[Exercise] Identify all lines of the data containing the string "Read" and copy them.

[Material provided]
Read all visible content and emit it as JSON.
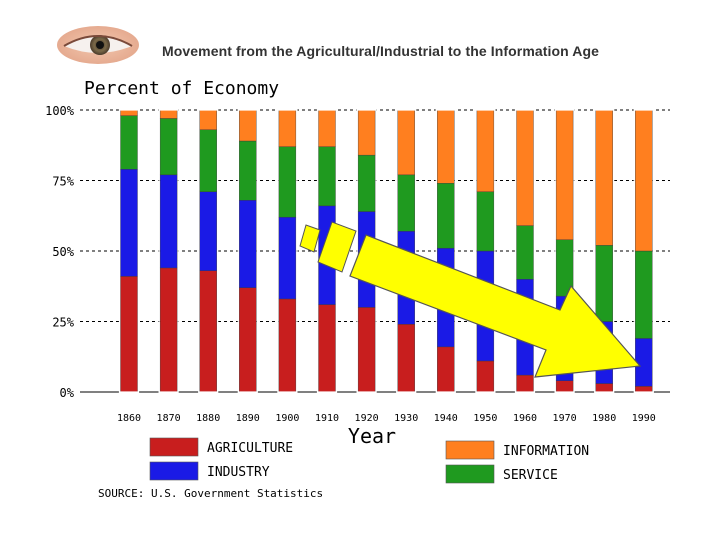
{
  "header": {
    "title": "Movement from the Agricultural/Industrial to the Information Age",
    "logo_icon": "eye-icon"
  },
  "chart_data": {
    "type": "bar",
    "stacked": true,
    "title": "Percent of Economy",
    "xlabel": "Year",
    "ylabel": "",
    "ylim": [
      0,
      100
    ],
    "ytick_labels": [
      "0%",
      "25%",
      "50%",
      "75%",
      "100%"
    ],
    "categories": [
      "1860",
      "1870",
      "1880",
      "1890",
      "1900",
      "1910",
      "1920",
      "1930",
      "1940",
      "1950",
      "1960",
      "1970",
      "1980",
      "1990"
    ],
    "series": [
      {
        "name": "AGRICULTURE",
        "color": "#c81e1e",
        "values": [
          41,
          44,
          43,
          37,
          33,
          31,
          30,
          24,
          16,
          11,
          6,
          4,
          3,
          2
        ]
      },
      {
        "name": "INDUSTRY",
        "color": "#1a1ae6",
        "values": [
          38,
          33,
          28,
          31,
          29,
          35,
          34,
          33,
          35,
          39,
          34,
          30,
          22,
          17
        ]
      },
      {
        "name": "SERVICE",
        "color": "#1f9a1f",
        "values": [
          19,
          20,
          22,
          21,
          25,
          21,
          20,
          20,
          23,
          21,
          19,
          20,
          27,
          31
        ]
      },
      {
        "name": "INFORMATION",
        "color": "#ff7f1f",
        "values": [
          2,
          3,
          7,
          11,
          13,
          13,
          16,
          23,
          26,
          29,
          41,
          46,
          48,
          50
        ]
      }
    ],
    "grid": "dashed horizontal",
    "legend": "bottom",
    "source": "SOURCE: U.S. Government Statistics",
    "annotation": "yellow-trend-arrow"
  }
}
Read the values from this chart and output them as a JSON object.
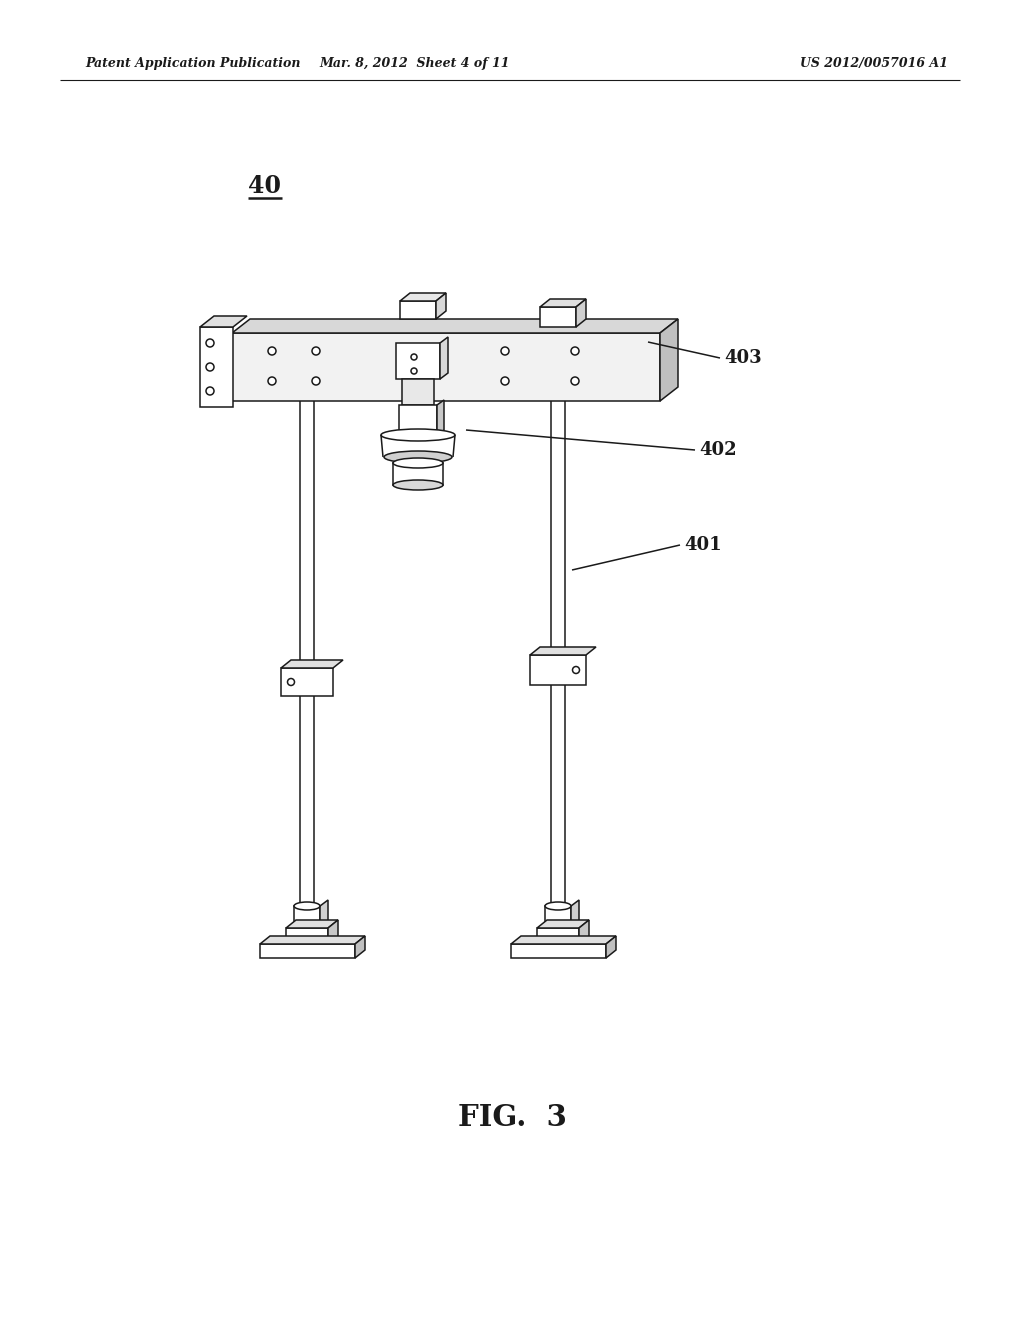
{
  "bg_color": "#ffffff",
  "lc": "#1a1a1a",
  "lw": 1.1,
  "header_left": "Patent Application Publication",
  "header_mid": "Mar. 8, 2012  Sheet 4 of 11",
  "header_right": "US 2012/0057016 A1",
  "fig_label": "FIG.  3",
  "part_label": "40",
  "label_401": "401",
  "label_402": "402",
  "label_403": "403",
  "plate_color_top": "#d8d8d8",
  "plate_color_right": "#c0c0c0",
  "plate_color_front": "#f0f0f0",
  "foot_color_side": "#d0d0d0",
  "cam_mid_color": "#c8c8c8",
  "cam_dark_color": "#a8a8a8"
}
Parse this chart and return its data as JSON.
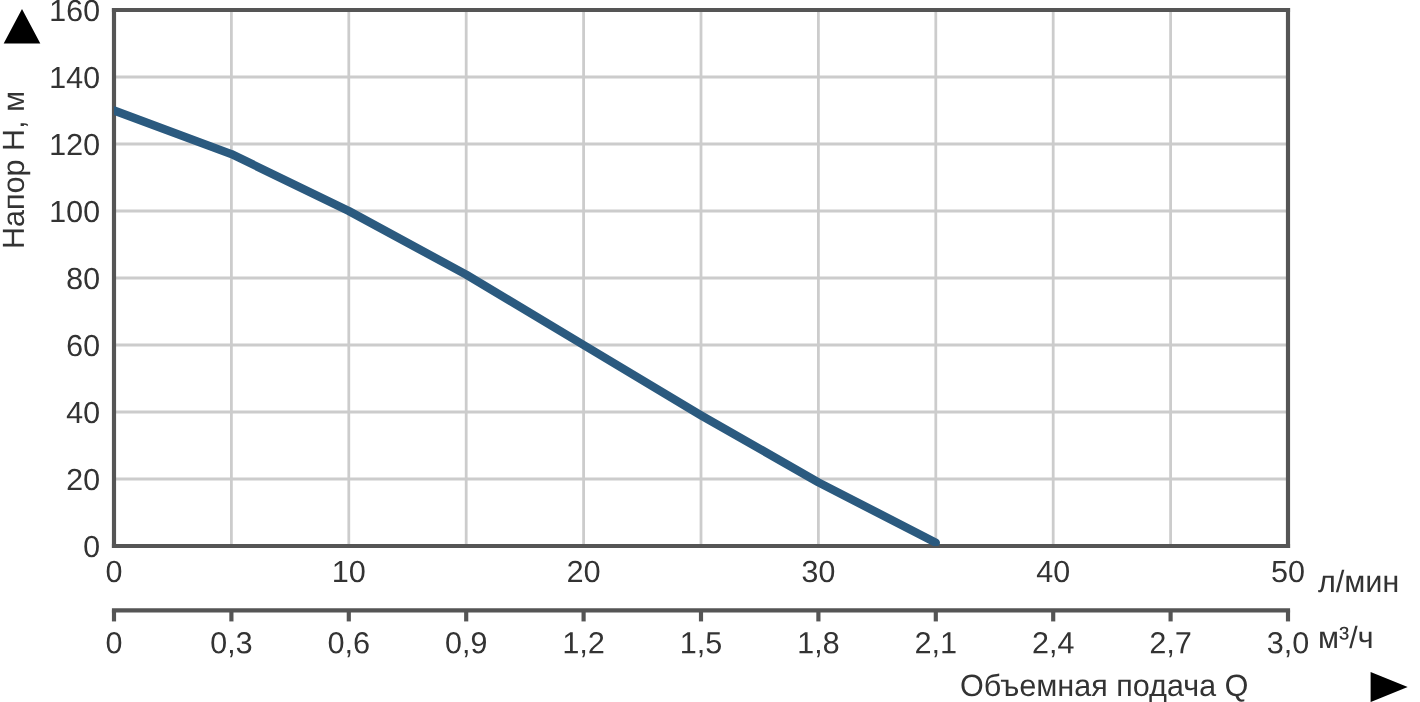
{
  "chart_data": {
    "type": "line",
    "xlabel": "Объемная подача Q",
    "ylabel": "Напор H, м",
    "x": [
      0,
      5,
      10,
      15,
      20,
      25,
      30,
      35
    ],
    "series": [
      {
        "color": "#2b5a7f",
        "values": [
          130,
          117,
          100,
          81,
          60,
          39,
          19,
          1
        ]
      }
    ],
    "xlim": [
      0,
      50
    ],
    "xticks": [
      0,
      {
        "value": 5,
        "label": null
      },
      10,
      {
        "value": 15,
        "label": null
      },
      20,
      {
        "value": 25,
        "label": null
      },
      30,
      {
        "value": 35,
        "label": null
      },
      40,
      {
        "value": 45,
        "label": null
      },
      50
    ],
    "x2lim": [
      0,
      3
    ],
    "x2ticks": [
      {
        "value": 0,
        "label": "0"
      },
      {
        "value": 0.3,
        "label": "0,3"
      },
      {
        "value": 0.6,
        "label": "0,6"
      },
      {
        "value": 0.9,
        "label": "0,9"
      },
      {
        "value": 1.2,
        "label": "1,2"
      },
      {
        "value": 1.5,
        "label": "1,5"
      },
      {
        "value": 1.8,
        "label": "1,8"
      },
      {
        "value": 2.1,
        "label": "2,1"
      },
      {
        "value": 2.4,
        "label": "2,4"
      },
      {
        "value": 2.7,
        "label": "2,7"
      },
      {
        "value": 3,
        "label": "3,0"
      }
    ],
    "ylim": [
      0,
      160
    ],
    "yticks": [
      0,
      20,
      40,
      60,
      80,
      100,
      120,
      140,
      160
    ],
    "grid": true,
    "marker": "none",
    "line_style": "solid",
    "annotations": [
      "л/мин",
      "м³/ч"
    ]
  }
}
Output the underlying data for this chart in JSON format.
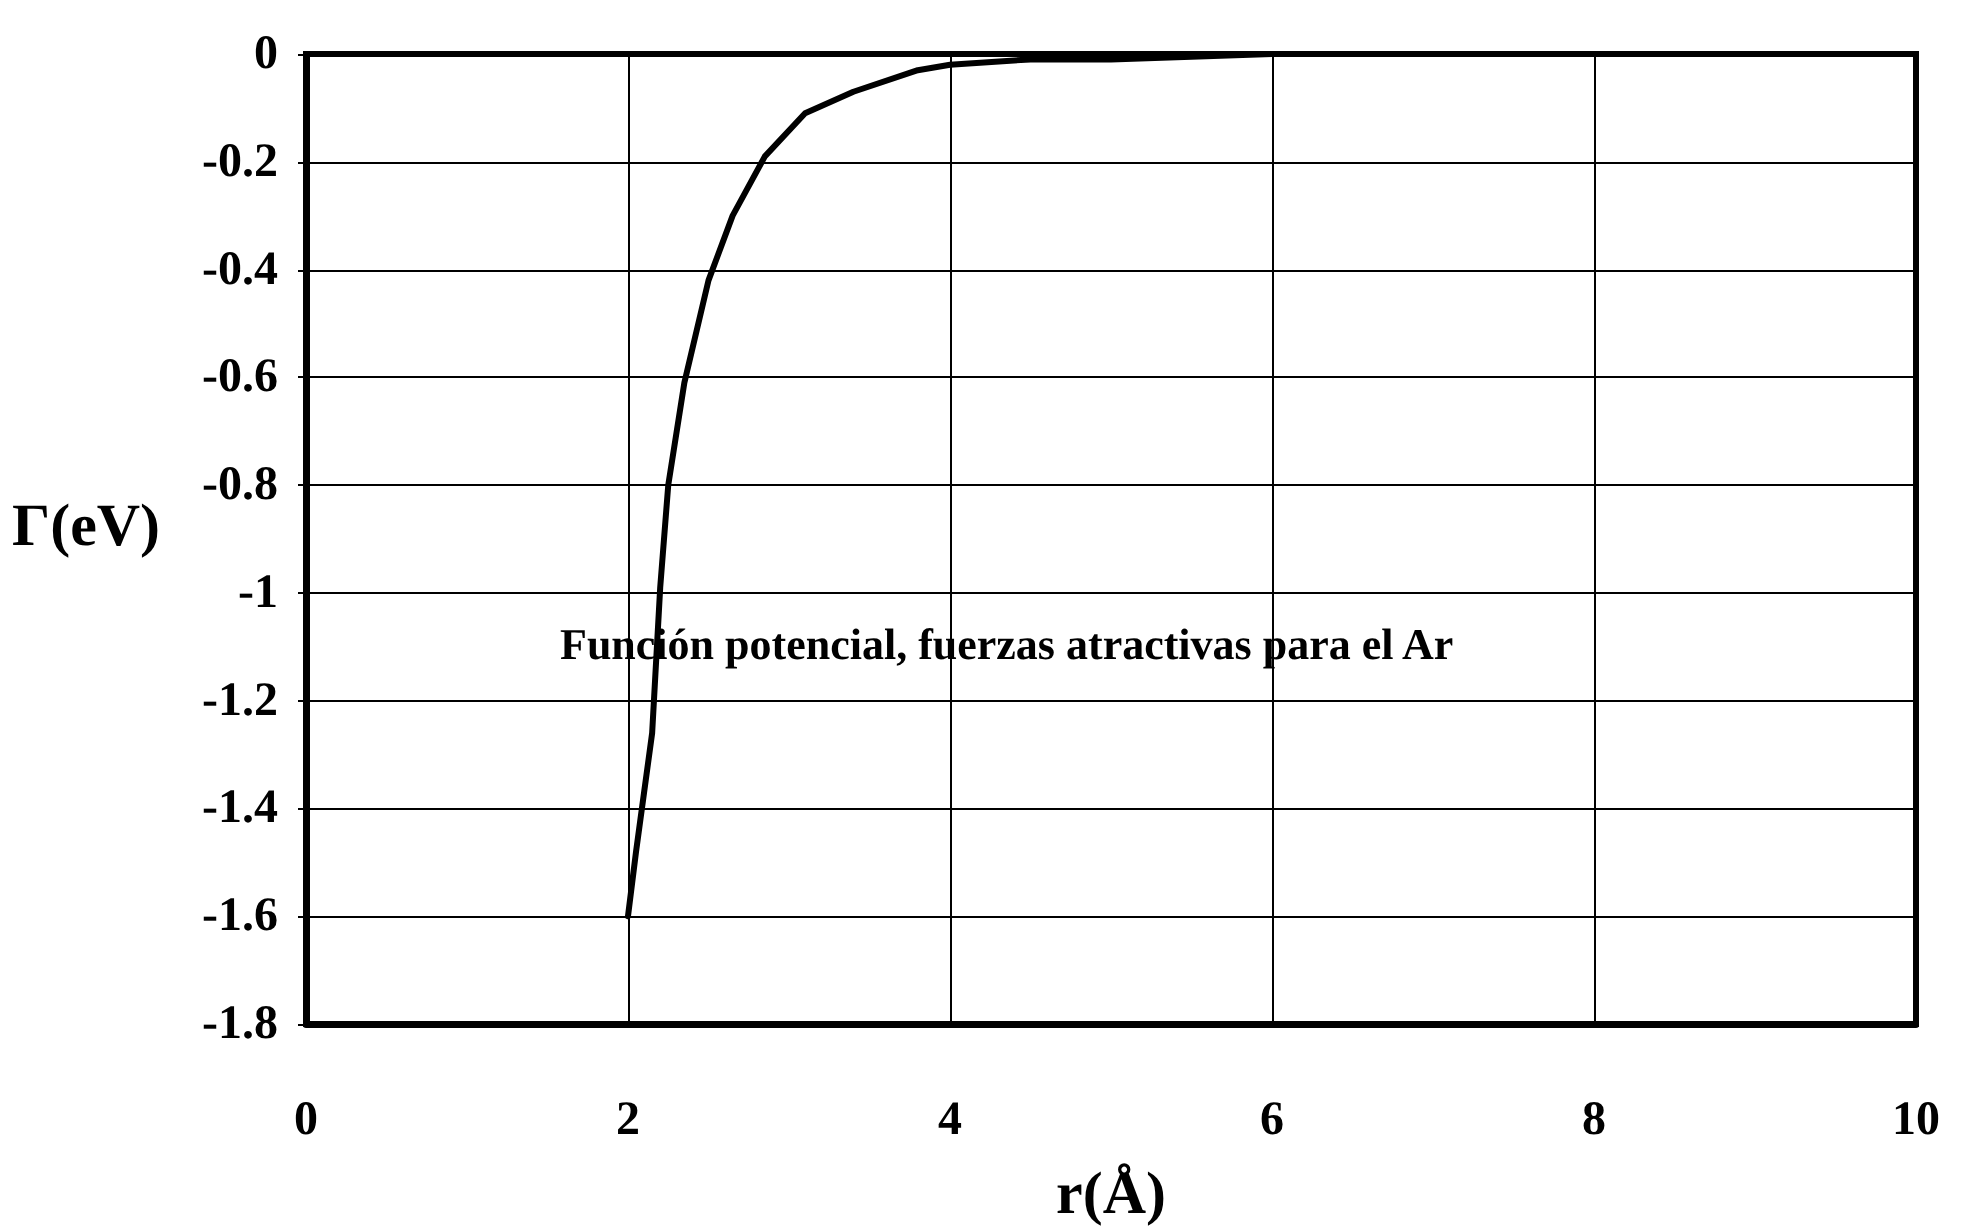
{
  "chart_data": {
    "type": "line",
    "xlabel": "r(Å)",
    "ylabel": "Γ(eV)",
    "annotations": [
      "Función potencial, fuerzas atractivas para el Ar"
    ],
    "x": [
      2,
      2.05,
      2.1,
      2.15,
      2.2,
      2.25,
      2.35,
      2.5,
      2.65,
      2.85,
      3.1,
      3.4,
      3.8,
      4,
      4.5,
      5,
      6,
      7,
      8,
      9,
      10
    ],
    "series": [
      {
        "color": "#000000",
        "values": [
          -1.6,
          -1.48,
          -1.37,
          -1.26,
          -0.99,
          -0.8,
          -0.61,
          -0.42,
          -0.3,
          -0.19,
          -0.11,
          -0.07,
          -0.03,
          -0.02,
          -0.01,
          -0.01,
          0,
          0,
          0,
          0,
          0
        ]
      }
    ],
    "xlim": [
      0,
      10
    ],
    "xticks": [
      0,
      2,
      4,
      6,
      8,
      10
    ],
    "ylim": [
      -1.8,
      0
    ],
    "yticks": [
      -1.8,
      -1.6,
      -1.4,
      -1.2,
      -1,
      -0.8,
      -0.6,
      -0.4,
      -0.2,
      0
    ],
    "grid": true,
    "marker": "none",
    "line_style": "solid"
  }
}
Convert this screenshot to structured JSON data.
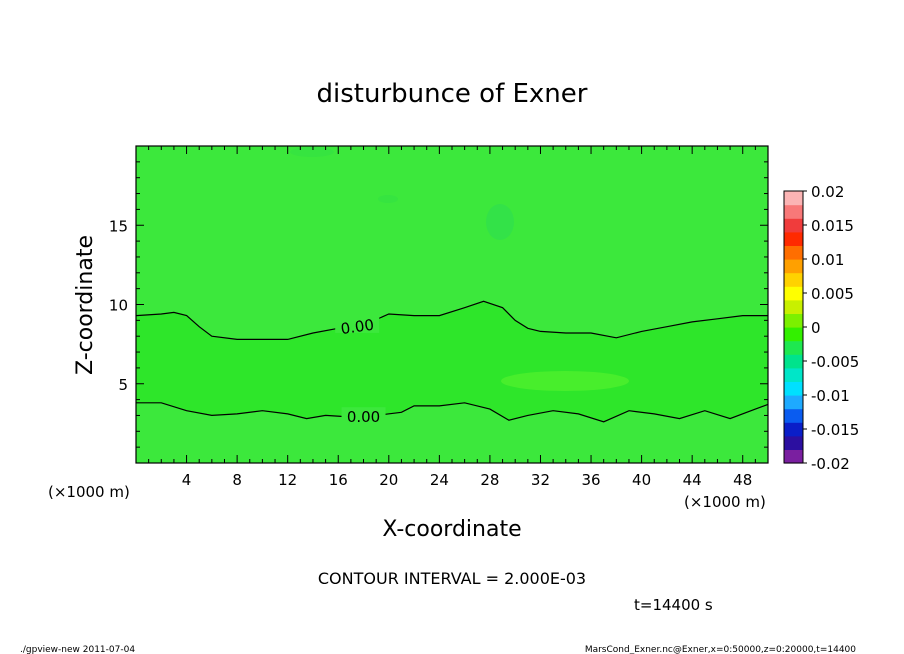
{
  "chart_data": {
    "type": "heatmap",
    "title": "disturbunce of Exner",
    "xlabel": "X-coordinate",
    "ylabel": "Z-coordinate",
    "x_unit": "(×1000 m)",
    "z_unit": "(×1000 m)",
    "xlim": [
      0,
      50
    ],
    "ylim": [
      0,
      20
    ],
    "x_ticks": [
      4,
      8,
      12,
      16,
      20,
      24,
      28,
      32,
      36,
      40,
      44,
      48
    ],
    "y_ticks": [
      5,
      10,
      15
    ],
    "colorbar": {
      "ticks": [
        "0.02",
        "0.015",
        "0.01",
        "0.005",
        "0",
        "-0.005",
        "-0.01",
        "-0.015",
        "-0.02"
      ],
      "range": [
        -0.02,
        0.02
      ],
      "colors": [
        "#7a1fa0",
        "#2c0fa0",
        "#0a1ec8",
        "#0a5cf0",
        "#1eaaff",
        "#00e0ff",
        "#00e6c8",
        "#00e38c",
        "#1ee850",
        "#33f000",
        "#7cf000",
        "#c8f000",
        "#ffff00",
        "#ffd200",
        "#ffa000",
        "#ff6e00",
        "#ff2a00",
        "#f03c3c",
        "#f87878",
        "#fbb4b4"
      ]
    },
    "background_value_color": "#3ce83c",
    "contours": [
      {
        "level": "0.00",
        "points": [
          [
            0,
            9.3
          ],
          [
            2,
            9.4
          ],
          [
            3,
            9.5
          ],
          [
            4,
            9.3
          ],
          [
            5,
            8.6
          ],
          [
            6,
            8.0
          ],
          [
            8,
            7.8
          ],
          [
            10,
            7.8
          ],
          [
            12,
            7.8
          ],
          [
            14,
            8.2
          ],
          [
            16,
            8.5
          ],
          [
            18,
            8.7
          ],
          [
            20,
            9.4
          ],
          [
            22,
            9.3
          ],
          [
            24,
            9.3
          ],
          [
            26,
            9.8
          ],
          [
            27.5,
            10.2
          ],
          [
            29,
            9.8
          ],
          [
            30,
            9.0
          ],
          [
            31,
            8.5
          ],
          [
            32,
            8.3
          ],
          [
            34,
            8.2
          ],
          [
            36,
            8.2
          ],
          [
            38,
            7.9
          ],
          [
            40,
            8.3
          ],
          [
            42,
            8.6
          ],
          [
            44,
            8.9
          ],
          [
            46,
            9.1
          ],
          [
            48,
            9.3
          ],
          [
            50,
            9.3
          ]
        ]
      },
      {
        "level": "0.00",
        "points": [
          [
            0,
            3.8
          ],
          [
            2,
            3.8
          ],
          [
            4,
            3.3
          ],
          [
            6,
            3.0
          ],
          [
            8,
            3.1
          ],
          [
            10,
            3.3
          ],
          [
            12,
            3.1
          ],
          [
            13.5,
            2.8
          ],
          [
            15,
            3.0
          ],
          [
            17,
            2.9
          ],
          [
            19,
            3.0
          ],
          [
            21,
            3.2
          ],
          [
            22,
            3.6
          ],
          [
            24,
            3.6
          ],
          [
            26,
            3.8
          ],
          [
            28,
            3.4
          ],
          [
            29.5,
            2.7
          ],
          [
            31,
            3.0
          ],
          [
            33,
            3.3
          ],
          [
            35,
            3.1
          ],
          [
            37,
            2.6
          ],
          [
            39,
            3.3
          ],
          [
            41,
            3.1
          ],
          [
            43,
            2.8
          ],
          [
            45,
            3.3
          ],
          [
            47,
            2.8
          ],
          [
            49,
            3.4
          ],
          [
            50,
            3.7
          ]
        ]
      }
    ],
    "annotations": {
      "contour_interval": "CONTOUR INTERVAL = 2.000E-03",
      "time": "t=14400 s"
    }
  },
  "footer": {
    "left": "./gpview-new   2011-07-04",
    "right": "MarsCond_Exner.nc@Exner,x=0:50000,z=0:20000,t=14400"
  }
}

[Written reply]
Read all visible content and emit it as JSON.
Read the values from this chart and output them as a JSON object.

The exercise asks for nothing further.